▶ **Exercise description**: Wherever the word "kepada" turns up in a line of the entries, copy that line.

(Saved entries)
<<<<

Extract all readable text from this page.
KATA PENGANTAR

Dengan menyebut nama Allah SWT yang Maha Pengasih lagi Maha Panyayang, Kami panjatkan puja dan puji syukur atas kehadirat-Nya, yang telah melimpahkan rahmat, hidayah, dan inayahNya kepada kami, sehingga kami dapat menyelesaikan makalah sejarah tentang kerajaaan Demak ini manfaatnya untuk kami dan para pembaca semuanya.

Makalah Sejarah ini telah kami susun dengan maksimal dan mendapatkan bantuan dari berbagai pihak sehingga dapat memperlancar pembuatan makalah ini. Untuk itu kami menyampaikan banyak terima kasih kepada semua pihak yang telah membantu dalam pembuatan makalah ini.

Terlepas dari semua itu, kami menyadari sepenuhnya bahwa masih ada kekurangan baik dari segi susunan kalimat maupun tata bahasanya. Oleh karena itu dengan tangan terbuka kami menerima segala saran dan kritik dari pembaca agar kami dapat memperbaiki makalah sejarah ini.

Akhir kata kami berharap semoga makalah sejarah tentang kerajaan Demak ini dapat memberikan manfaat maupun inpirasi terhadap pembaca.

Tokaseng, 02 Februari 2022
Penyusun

>>>>

▶ **Result for this task**:
Dengan menyebut nama Allah SWT yang Maha Pengasih lagi Maha Panyayang, Kami panjatkan puja dan puji syukur atas kehadirat-Nya, yang telah melimpahkan rahmat, hidayah, dan inayahNya kepada kami, sehingga kami dapat menyelesaikan makalah sejarah tentang kerajaaan Demak ini manfaatnya untuk kami dan para pembaca semuanya.
Makalah Sejarah ini telah kami susun dengan maksimal dan mendapatkan bantuan dari berbagai pihak sehingga dapat memperlancar pembuatan makalah ini. Untuk itu kami menyampaikan banyak terima kasih kepada semua pihak yang telah membantu dalam pembuatan makalah ini.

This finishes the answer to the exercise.